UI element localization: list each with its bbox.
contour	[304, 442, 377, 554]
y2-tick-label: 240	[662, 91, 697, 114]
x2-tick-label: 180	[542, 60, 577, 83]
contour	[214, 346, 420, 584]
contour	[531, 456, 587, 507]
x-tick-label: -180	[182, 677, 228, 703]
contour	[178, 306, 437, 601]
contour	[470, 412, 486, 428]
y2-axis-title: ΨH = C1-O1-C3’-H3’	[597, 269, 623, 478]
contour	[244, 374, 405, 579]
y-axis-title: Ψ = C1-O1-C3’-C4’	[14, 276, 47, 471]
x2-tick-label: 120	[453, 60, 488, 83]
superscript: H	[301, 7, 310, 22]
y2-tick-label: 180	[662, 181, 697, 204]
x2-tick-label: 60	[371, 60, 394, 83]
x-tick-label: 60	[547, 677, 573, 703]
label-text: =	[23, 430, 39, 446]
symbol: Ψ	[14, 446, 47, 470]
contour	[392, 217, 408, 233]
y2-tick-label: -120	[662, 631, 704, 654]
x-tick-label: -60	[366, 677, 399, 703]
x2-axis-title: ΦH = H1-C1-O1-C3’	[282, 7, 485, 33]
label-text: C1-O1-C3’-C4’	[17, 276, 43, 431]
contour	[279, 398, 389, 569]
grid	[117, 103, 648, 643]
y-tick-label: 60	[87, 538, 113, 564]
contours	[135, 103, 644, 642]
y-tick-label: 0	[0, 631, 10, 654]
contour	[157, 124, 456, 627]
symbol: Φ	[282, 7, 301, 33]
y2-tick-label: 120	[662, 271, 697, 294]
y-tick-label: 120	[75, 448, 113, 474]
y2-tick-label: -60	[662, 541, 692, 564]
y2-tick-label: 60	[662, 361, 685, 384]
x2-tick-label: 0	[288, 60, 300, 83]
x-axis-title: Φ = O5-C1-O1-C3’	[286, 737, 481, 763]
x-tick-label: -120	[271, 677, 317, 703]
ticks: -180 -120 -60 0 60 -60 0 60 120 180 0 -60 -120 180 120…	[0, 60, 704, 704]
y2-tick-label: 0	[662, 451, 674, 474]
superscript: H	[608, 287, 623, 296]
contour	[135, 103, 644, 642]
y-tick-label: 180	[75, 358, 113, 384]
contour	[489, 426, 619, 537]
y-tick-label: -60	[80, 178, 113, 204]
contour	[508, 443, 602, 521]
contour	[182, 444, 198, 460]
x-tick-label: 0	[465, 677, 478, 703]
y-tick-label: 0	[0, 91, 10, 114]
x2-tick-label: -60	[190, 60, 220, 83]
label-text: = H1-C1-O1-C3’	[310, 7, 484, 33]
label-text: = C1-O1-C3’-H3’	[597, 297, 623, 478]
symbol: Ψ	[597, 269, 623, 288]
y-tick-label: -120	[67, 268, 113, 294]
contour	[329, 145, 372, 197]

--------------------------------------------------

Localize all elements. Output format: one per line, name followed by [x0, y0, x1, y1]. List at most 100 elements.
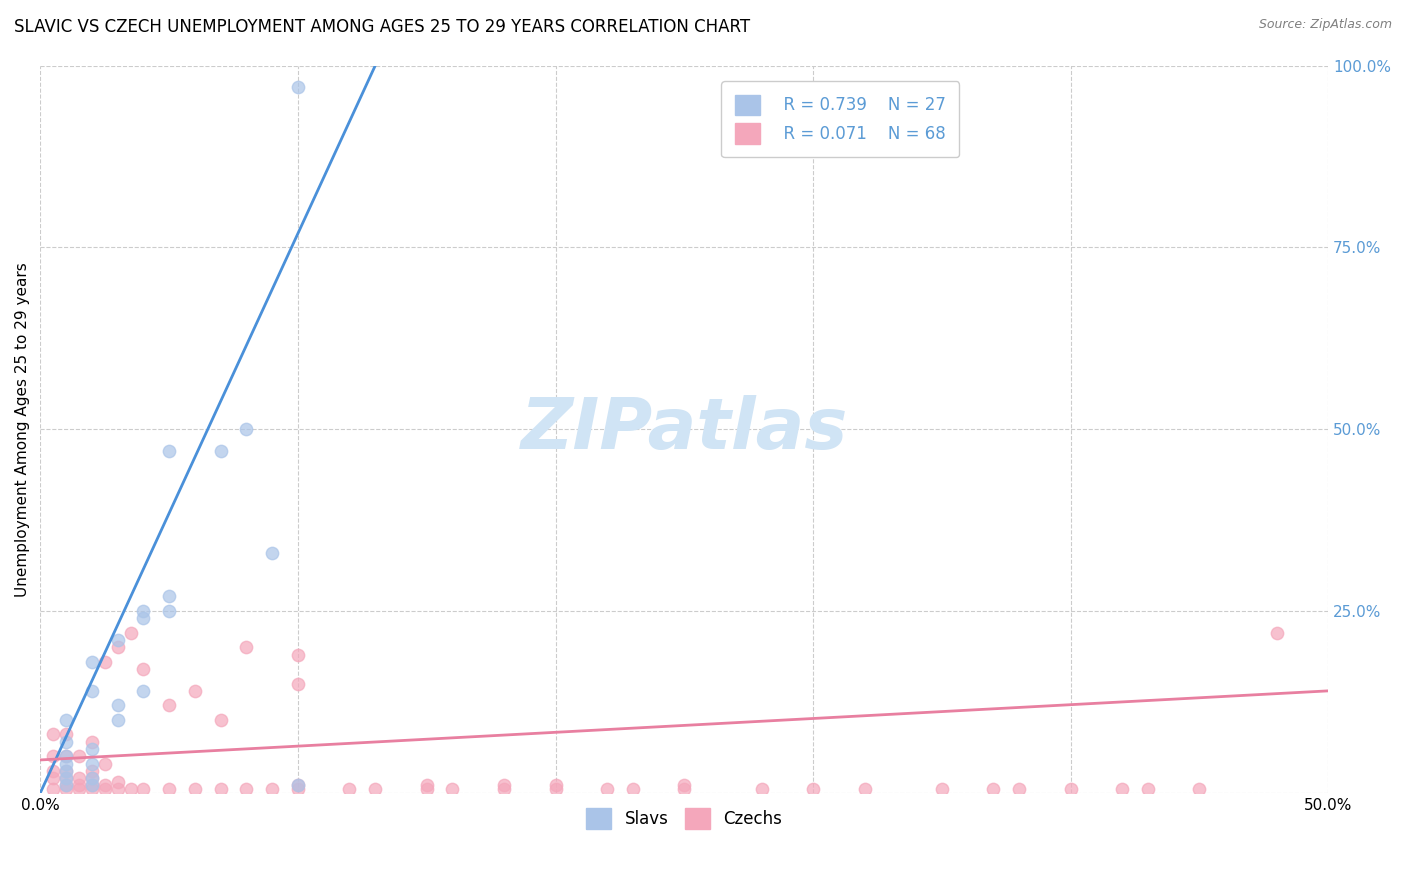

--------------------------------------------------

▶ **What is required**: Reproduce the rows from the line with "UI element localization: list" to the line with "269, 623, 478]", both included, with no changes.

▶ **Answer below**:
UI element localization: list each with its bbox.
contour	[304, 442, 377, 554]
y2-tick-label: 240	[662, 91, 697, 114]
x2-tick-label: 180	[542, 60, 577, 83]
contour	[214, 346, 420, 584]
contour	[531, 456, 587, 507]
x-tick-label: -180	[182, 677, 228, 703]
contour	[178, 306, 437, 601]
contour	[470, 412, 486, 428]
y2-axis-title: ΨH = C1-O1-C3’-H3’	[597, 269, 623, 478]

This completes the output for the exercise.